┏━━

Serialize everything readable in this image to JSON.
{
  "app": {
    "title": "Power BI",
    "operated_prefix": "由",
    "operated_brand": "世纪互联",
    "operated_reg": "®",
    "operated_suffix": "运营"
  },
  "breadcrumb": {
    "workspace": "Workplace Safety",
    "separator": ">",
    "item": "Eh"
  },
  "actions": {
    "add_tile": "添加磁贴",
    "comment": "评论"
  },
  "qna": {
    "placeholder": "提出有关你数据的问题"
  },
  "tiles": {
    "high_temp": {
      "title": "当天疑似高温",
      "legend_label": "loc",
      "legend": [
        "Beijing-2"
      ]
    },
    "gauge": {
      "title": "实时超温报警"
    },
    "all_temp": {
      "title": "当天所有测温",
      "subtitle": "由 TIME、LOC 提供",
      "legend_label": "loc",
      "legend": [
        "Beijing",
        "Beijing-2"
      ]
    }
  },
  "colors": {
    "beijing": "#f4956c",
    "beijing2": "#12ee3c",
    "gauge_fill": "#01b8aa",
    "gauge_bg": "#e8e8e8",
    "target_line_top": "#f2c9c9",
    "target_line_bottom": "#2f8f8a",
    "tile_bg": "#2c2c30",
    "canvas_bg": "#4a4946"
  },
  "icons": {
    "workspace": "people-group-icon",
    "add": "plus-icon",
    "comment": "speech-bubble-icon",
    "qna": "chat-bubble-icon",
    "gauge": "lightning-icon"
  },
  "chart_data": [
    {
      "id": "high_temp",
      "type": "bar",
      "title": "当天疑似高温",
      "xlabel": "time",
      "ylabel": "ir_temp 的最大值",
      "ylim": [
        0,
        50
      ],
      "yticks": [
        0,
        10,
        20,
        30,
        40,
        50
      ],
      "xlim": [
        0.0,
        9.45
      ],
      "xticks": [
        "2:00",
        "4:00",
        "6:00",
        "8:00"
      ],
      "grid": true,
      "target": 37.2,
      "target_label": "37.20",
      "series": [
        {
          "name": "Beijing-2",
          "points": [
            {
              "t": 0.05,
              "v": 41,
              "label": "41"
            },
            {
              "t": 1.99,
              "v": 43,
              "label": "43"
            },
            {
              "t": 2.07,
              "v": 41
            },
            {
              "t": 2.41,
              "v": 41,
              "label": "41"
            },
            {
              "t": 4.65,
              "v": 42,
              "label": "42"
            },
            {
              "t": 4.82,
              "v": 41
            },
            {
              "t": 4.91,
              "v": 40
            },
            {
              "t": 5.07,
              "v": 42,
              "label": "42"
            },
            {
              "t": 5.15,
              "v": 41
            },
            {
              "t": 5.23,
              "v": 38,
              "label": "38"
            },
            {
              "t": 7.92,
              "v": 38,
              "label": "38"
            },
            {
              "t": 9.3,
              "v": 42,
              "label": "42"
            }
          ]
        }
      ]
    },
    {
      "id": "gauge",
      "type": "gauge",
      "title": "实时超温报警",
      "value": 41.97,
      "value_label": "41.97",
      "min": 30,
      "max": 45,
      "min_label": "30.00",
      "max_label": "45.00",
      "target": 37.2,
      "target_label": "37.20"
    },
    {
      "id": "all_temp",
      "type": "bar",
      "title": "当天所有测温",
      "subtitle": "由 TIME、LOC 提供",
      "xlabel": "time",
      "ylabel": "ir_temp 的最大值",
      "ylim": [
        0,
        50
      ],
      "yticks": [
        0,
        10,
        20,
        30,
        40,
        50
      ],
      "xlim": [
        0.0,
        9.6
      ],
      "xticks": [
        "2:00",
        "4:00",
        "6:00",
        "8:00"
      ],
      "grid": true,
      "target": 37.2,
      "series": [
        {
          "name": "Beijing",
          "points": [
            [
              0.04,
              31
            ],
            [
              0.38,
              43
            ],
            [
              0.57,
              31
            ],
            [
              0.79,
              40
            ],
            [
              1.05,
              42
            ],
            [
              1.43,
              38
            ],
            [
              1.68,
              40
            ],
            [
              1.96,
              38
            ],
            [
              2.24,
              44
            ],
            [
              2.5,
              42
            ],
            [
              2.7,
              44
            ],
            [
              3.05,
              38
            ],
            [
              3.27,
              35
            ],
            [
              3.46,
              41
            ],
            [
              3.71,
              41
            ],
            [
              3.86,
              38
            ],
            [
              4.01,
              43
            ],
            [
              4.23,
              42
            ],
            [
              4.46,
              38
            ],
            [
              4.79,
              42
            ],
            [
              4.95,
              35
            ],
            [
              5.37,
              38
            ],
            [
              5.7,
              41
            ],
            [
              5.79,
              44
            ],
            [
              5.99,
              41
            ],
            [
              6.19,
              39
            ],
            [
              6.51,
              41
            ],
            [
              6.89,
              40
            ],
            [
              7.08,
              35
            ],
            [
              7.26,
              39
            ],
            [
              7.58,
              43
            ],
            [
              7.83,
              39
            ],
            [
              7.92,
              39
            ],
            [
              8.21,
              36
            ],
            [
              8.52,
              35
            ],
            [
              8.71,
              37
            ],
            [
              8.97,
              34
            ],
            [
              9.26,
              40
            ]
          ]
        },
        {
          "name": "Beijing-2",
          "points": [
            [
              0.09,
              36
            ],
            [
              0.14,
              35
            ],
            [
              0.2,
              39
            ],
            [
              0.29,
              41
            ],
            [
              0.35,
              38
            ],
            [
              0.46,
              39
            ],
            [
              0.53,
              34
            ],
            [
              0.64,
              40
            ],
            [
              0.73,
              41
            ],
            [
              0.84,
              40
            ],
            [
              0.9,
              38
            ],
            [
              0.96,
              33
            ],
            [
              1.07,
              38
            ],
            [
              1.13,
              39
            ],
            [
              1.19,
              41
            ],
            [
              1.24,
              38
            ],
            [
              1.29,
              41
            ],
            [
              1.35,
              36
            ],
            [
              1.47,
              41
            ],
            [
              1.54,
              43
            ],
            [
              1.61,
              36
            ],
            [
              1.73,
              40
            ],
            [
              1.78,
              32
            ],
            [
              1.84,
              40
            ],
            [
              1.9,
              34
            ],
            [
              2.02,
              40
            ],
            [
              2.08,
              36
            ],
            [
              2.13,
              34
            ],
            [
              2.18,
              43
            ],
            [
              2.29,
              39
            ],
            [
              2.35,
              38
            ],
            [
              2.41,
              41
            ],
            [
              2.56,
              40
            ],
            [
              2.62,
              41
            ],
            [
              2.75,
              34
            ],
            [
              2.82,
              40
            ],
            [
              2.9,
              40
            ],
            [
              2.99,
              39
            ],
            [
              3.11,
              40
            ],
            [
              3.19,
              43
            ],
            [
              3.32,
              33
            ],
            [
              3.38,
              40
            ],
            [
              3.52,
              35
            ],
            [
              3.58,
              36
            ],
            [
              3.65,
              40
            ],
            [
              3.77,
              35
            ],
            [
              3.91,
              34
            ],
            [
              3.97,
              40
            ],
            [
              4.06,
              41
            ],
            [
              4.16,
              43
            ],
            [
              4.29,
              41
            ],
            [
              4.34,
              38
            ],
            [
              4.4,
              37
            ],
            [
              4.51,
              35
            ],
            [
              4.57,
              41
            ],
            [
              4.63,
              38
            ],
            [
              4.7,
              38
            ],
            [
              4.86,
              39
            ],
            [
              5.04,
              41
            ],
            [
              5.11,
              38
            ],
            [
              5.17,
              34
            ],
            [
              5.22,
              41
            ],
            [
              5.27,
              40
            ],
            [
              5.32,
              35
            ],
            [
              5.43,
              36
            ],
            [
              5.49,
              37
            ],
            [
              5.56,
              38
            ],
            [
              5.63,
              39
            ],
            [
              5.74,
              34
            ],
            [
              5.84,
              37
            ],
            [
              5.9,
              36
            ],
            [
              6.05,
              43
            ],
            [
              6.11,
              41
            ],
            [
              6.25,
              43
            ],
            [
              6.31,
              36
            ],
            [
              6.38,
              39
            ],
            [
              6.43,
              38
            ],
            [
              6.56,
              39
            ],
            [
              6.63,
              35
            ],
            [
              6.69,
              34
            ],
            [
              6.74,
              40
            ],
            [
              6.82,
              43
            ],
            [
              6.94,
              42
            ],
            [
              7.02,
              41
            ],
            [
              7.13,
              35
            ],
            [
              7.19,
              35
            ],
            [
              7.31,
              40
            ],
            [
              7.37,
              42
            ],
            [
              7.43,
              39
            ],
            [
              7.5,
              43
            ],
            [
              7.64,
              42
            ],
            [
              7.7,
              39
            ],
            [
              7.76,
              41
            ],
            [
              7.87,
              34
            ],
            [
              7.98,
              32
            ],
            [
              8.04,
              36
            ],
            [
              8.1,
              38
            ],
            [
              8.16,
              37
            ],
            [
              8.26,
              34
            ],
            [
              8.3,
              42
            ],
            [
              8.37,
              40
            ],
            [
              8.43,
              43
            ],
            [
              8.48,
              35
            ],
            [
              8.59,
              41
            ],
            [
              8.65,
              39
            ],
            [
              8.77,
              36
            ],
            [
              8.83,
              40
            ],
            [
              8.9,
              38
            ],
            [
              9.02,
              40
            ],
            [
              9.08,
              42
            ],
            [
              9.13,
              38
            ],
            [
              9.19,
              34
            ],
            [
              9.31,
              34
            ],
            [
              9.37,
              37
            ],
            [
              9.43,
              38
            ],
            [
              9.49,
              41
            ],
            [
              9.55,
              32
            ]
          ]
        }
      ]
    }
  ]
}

┗━━

TASK PROMPT:
Using the records given above, list every line that includes the word "comment".

TASK ANSWER:
    "comment": "评论"
    "comment": "speech-bubble-icon",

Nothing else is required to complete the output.